*Stored dataset items*:
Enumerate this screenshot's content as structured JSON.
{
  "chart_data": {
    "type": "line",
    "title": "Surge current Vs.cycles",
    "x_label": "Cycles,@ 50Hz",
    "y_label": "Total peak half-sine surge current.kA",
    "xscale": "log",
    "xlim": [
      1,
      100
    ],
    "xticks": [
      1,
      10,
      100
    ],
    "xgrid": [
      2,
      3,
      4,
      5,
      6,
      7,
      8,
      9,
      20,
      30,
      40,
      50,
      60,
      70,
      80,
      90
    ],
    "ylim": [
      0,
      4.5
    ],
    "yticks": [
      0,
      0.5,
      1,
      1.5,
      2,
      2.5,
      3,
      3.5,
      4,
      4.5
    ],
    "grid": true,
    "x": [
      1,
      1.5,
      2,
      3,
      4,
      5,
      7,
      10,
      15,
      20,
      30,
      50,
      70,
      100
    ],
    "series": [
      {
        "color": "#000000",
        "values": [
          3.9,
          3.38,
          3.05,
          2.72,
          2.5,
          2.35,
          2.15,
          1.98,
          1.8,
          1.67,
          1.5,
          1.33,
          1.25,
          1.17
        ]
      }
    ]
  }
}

*TO BE DONE*:
Using the listing above, retype each line exactly.

*RESULT OF THIS TASK*:
Enumerate this screenshot's content as structured JSON.
{
  "chart_data": {
    "type": "line",
    "title": "Surge current Vs.cycles",
    "x_label": "Cycles,@ 50Hz",
    "y_label": "Total peak half-sine surge current.kA",
    "xscale": "log",
    "xlim": [
      1,
      100
    ],
    "xticks": [
      1,
      10,
      100
    ],
    "xgrid": [
      2,
      3,
      4,
      5,
      6,
      7,
      8,
      9,
      20,
      30,
      40,
      50,
      60,
      70,
      80,
      90
    ],
    "ylim": [
      0,
      4.5
    ],
    "yticks": [
      0,
      0.5,
      1,
      1.5,
      2,
      2.5,
      3,
      3.5,
      4,
      4.5
    ],
    "grid": true,
    "x": [
      1,
      1.5,
      2,
      3,
      4,
      5,
      7,
      10,
      15,
      20,
      30,
      50,
      70,
      100
    ],
    "series": [
      {
        "color": "#000000",
        "values": [
          3.9,
          3.38,
          3.05,
          2.72,
          2.5,
          2.35,
          2.15,
          1.98,
          1.8,
          1.67,
          1.5,
          1.33,
          1.25,
          1.17
        ]
      }
    ]
  }
}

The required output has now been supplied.